Locate all lines with the word "Multi". Copy them.

---------- Input data

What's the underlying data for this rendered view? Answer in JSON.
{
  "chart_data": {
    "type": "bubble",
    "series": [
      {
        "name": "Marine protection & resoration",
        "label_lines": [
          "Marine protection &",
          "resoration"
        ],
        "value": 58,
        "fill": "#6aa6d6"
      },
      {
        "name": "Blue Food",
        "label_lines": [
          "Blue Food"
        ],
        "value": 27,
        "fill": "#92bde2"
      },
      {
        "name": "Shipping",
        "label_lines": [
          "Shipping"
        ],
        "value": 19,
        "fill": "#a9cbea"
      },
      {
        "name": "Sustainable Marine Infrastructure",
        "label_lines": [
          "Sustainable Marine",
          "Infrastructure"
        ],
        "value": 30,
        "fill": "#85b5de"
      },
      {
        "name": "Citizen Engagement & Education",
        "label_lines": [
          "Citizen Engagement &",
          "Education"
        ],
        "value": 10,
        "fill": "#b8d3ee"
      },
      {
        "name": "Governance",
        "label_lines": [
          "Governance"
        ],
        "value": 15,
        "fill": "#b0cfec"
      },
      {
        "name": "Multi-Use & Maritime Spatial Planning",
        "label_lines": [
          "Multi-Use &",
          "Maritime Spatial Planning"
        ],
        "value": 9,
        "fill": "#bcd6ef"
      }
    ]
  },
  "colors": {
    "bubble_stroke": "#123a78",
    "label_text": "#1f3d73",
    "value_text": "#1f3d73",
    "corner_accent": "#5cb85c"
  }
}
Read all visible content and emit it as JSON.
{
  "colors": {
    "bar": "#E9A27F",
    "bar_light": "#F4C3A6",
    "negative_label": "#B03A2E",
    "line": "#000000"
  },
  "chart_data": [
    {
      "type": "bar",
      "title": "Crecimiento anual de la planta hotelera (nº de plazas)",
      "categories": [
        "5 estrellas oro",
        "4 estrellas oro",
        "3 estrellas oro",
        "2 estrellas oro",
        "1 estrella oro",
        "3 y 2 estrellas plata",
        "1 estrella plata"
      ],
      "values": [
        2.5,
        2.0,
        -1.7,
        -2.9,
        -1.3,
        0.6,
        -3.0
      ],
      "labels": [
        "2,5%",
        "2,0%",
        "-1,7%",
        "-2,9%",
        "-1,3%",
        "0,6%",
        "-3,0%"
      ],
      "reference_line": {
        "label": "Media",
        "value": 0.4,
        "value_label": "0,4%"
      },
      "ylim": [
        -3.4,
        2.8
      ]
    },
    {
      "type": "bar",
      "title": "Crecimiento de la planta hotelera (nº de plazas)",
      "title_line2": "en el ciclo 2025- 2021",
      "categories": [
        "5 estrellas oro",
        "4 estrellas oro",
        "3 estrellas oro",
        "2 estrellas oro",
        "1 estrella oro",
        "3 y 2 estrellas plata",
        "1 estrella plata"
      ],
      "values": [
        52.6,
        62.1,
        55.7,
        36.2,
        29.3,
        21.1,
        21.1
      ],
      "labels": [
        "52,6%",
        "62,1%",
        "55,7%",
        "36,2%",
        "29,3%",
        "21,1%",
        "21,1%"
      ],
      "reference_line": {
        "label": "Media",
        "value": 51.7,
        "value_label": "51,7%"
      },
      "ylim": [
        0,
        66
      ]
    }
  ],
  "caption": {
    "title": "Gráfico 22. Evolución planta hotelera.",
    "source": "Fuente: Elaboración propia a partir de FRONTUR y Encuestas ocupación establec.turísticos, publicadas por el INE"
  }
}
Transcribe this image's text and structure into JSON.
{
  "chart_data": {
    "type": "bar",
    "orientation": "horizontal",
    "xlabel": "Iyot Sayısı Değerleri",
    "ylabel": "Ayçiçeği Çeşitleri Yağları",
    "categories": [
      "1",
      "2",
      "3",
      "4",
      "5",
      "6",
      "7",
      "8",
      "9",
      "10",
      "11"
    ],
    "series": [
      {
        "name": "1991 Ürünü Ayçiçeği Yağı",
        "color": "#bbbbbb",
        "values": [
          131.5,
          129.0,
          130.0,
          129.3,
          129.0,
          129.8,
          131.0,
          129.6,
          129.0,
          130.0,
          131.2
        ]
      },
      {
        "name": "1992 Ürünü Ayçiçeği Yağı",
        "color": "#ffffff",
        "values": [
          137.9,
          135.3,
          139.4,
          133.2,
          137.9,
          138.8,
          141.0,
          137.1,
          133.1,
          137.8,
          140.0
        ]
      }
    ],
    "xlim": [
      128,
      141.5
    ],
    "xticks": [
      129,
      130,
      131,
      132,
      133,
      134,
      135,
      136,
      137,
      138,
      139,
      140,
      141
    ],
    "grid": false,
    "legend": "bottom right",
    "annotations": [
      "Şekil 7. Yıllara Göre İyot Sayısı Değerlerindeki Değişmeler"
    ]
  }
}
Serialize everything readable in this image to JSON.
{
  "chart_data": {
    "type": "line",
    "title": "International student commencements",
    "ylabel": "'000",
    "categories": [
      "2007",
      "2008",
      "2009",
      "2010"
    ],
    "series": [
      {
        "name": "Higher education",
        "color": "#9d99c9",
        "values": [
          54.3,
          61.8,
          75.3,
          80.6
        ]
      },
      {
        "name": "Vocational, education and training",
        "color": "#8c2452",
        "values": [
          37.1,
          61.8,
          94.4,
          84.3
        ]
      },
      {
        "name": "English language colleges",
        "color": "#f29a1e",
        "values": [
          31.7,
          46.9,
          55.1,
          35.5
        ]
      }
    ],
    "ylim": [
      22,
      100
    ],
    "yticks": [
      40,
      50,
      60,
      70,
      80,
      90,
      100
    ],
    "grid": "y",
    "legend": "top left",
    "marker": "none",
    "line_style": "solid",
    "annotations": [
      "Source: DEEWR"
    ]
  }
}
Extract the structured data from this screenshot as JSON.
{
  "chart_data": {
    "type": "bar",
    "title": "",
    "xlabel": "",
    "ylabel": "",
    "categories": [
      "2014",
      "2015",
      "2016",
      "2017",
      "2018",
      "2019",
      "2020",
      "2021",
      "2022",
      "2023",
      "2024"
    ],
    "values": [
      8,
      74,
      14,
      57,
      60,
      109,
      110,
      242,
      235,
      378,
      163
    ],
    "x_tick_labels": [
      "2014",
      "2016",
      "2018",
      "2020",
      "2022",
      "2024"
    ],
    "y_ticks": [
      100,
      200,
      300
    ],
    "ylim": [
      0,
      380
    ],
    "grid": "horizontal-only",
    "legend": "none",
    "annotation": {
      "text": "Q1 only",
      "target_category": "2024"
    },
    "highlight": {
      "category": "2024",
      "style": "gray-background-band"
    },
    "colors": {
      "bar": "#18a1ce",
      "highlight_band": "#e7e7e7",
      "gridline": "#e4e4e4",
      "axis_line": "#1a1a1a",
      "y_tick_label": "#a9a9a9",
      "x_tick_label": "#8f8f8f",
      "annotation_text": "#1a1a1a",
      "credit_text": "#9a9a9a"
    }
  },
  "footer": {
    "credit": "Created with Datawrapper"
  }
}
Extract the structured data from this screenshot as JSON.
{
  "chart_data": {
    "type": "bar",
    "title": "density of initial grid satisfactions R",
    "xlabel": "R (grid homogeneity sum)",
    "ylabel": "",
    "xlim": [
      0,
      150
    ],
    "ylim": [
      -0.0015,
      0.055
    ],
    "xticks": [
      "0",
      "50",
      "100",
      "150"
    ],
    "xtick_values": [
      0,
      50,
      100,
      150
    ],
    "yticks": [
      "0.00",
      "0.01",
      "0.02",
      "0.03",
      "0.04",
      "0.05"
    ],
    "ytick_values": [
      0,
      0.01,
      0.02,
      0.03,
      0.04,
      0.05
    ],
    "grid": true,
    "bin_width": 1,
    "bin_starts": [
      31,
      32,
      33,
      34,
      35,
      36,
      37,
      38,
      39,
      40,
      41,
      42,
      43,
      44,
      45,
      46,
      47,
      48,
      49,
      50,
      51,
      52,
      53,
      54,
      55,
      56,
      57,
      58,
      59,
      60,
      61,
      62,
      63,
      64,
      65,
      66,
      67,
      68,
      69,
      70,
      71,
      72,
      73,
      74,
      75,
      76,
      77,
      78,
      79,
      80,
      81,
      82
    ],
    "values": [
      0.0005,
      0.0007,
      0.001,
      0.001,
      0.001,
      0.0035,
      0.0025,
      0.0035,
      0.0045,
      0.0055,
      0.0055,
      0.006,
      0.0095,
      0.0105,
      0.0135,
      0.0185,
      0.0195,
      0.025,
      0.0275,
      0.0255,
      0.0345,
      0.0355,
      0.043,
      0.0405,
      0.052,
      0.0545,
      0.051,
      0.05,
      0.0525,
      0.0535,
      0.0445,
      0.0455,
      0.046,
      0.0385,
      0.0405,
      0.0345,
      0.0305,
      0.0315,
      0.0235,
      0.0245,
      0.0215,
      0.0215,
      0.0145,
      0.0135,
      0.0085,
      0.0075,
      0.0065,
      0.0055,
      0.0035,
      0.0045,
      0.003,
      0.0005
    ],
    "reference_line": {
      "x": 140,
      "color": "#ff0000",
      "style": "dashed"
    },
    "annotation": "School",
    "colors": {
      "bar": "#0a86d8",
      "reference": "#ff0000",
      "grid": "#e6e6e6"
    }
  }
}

--------------------

● Correct answer
        "name": "Multi-Use & Maritime Spatial Planning",
          "Multi-Use &",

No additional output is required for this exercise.